## RECORDS SHOWN:
◇ ◇ ◇ ◇ ◇ ◇ ◇

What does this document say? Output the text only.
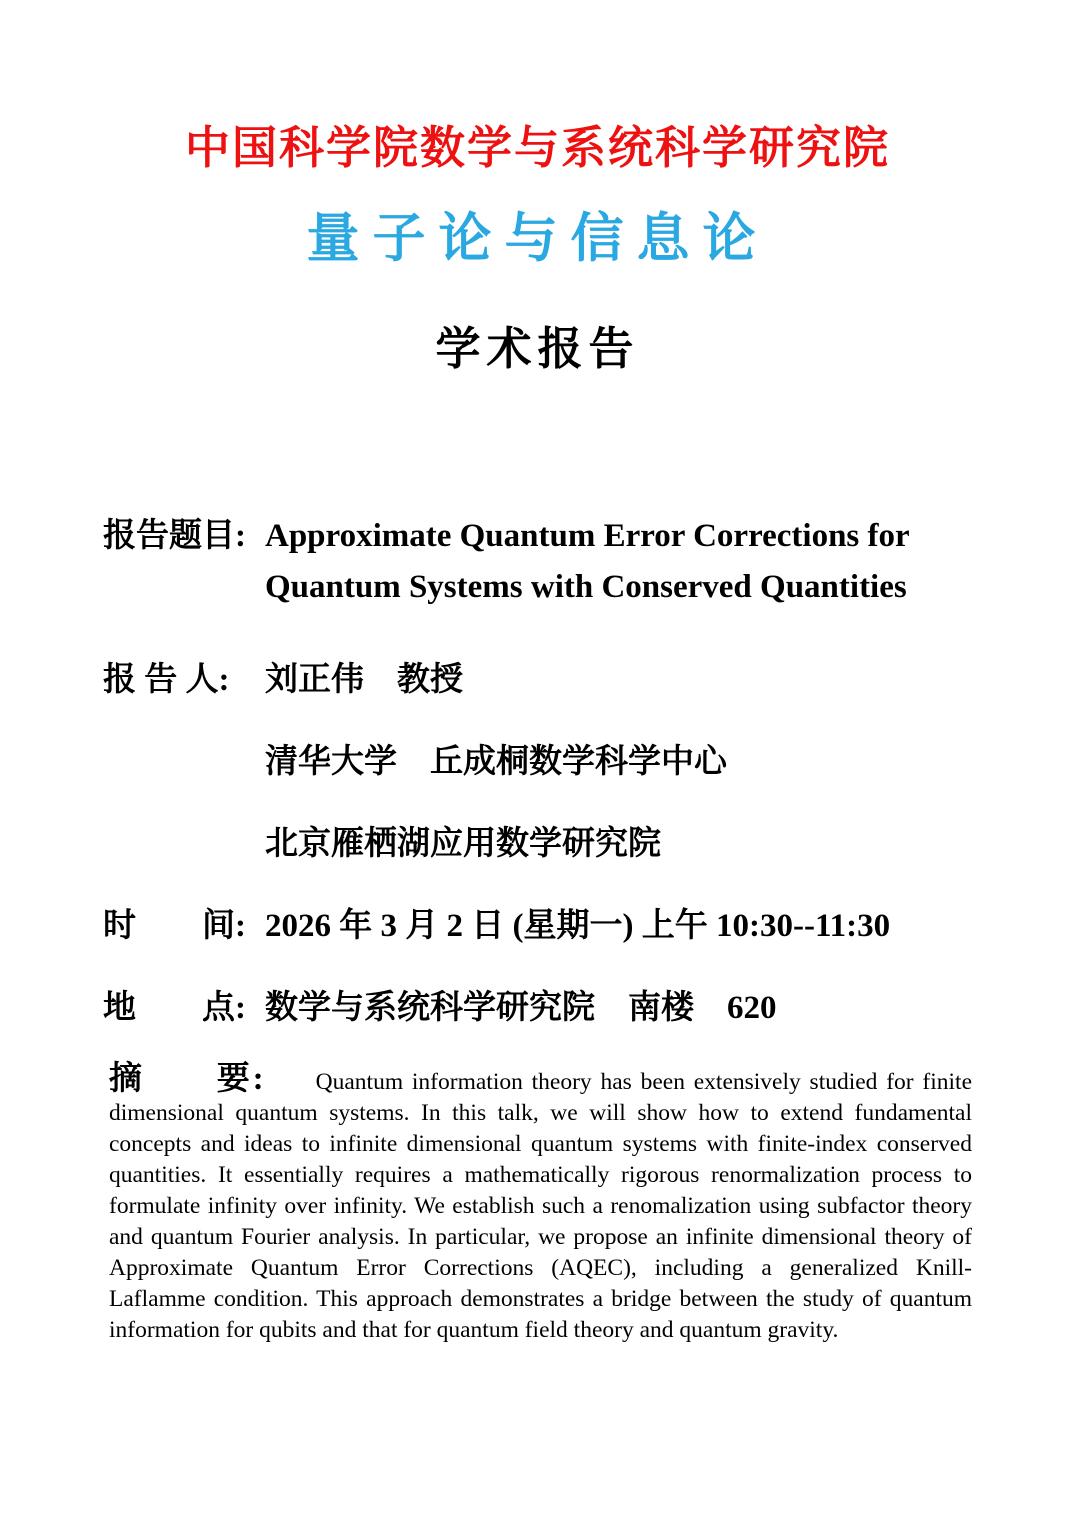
中国科学院数学与系统科学研究院
量子论与信息论
学术报告
报告题目: Approximate Quantum Error Corrections for
Quantum Systems with Conserved Quantities
报 告 人:	刘正伟　教授
清华大学　丘成桐数学科学中心
北京雁栖湖应用数学研究院
时　　间: 2026 年 3 月 2 日 (星期一) 上午 10:30--11:30
地　　点: 数学与系统科学研究院　南楼　620

摘　　要: Quantum information theory has been extensively studied for finite dimensional quantum systems. In this talk, we will show how to extend fundamental concepts and ideas to infinite dimensional quantum systems with finite-index conserved quantities. It essentially requires a mathematically rigorous renormalization process to formulate infinity over infinity. We establish such a renomalization using subfactor theory and quantum Fourier analysis. In particular, we propose an infinite dimensional theory of Approximate Quantum Error Corrections (AQEC), including a generalized Knill-Laflamme condition. This approach demonstrates a bridge between the study of quantum information for qubits and that for quantum field theory and quantum gravity.
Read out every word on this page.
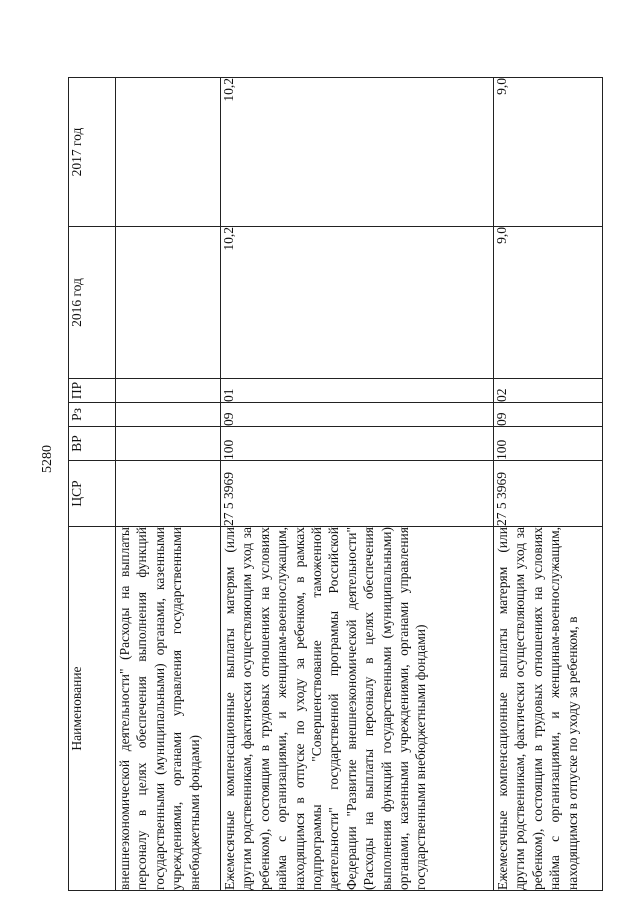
5280
Наименование	ЦСР	ВР	Рз	ПР	2016 год	2017 год
внешнеэкономической деятельности" (Расходы на выплаты персоналу в целях обеспечения выполнения функций государственными (муниципальными) органами, казенными учреждениями, органами управления государственными внебюджетными фондами)	

Ежемесячные компенсационные выплаты матерям (или другим родственникам, фактически осуществляющим уход за ребенком), состоящим в трудовых отношениях на условиях найма с организациями, и женщинам-военнослужащим, находящимся в отпуске по уходу за ребенком, в рамках подпрограммы "Совершенствование таможенной деятельности" государственной программы Российской Федерации "Развитие внешнеэкономической деятельности" (Расходы на выплаты персоналу в целях обеспечения выполнения функций государственными (муниципальными) органами, казенными учреждениями, органами управления государственными внебюджетными фондами)	27 5 3969	100	09	01	10,2	10,2
Ежемесячные компенсационные выплаты матерям (или другим родственникам, фактически осуществляющим уход за ребенком), состоящим в трудовых отношениях на условиях найма с организациями, и женщинам-военнослужащим, находящимся в отпуске по уходу за ребенком, в	27 5 3969	100	09	02	9,0	9,0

◇ ◇ ◇ ◇ ◇ ◇ ◇

## EXERCISE INSTRUCTIONS:
Using the listing above, work out how many of its lines include "другим", and give only the result.

## EXERCISE OUTPUT:
2